抜粋本文:
第3回: 原発問題を「理解」する『日本と原発』(ウネリ・牧内昇平)

東日本大震災からまもなく10年が経とうとしています。原発事故が起きた福島県には、いまだに人の住めない場所もたくさんあり、さまざまな形で被害は続いています。しかし、時間が経つ中で記憶が薄れてきた人、もともとよく知らないという人もいるのではないでしょうか。震災や原発事故について学びたいけれど、ぶ厚い本を読む気にはなれない……そんな人におすすめなのが「映画」です。
福島県福島市の映画館「フォーラム福島」で支配人を務める阿部泰宏さんは、3・11後、原発や震災をテーマにした上映企画を粘り強く続けています。阿部さんを案内人として「いま観るべき映画」を毎回ピックアップしてもらい、そのポイントを語ってもらう連載です。

『日本と原発』

脱原発映画の「決定版」

ウネリ 本日は、脱原発に取り組む弁護士の河合弘之氏がメガホンをとった映画について、阿部さんに語ってもらいます。

【作品紹介】(DVDケースの紹介文から引用)
 
『日本と原発 私たちは原発で幸せですか?』
(2014年/日本/河合弘之監督/制作:Kプロジェクト)

全国の原発差し止め訴訟の先頭に立つ弁護士が描く原子力発電のすべて! 2011年3月11日、東日本大震災によってもたらされた福島第一原発事故。事故発生当初に起きていた知られざる“原発震災”の悲劇。国家滅亡もあり得た東電作業員退避問題。チェルノブイリ原発事故の教訓。原発のコスト。新規制基準。増え続ける汚染水の行方。あらゆる角度から日本の原発問題を見つめた弁護士だからこそ描けるドキュメンタリー映画。新垣隆がフルオーケストラを率いて苦悩、祈り、希望を謳い上げる。

ウネリ 製作・監督が河合弘之、構成・監修が海渡雄一となっています。二人とも、全国各地の原発差し止め訴訟で中心メンバーとして活躍している弁護士ですよね。当然のことながら、脱原発の決定版みたいな作品です。

阿部 弁護士が作っていますから、映画監督、映画作家がつくった作品とは全然ちがうものになっています。意外だったのは、プロの映画監督ではない人の作品に対して、若い人たちがビビッドに反応したことです。これは、ジャーナリストの土井敏邦さんが撮った『福島は語る』や、OurPlanet-TVによる『東電テレビ会議 49時間の記録』にも同じことが言えます。
 フォーラム福島では3・11以来、福島とか放射能、原発に関するいろんな映画を上映してきましたけど、たいてい観に来てくれるのは中高年層でした。でも河合さんの映画は例外的に、学生が反応したんです。これは初めてでした。10代、20代の人がこの映画を観て「原発の問題がよく分かった」と言ってくれました。

提供資料:
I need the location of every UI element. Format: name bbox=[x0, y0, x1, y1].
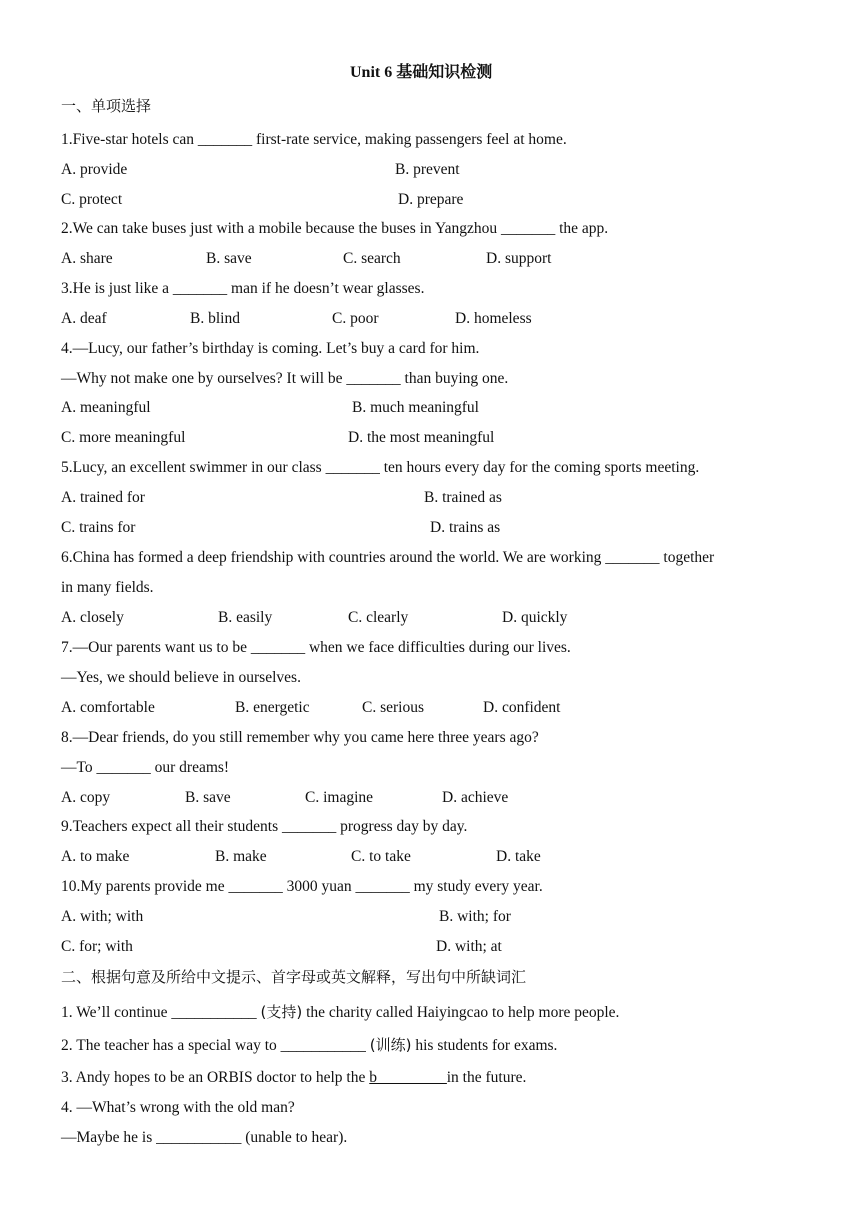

取り組む課題:
• A. 原発映画についての抜粋本文のうち、「フォーラム福島では3・11以来」で始まる段落を、要点を残して箇条書きに書き直しなさい。
• B. 原発映画についての抜粋本文を、最後の文の後から書き継ぎなさい。
各行は参照しなくてかまいません。

課題の解答:
• A.
・フォーラム福島は3・11以来、福島や放射能、原発に関する映画をいろいろと上映してきた。
・観に来るのはたいてい中高年層だった。
・河合さんの映画には例外的に学生が反応し、これは初めてのことだった。
・10代、20代の人がこの映画を観て「原発の問題がよく分かった」と言った。

• B.
ウネリ 映画のプロたちの視点では生まれないものを、弁護士という門外漢が作りだしたということですね。

阿部 映画評論家や監督たちがこれを映画と認めるかと言ったら、たぶん認めないだろうと思います。私は、この映画はいわば弁護士が裁判で行う「口頭弁論」だ、という風に捉えています。

ウネリ 口頭弁論。おもしろい解釈ですね。この映画は河合氏がいろんな識者にインタビューして進みますが、その合間にこんなシーンも挟まれるんですよね。

【シーン解説①】
 
会議室のような場所で河合氏がカメラに向かって語りかける。
「それでは、日本の原発推進勢力が言う、原発の正当化理由を説明します」
河合氏はホワイトボードを使い、政府のエネルギー構想について説明する。使用済み燃料を再処理し、高速増殖炉を稼働させれば、プルトニウム燃料は使えば使うほど増えていく――。その仕組みを説明したうえで、河合氏は「でもこれは、絵に描いた餅です」と指摘する。

河合「青森・六ヶ所村の再処理工場はすでに二十数回も完成を延期し、高速増殖炉『もんじゅ』は完全に失敗し、重大な事故を起こし、今も停止中です。これが成功する見込みはまったくない。これは官民そろって認めざるを得ないところです」
 

※使用済み燃料の再処理工場:原発で使い終えた使用済み燃料の中からウランやプルトニウムを取り出す施設。取り出したプルトニウムとほかの物質を混ぜ合わせて「MOX燃料」をつくる
※高速増殖炉:MOX燃料を使って発電する施設。使えば使うほど燃料が増えることから、「夢の原子炉」とも呼ばれた。しかし、研究開発段階だった「もんじゅ」はトラブル続きで実現のメドが立たず、これまでに1兆円を超える税金が投じられながら、2016年に廃炉が決まった

ウネリ 予備校のサテライト授業みたいな感じ。思わずノートをとりたくなっちゃう。

阿部 そう。これは映画の作り方からすれば全く正攻法ではない。そもそもこの人は映画を作ろうとしてない。弁護士が好き勝手にやっているという感じです。裁判では、自分の主張を裁判長に共感してもらうために、あらゆる手を尽くして説得しますよね。それと同じです。こういう場面を学生が観ると、まさに授業です。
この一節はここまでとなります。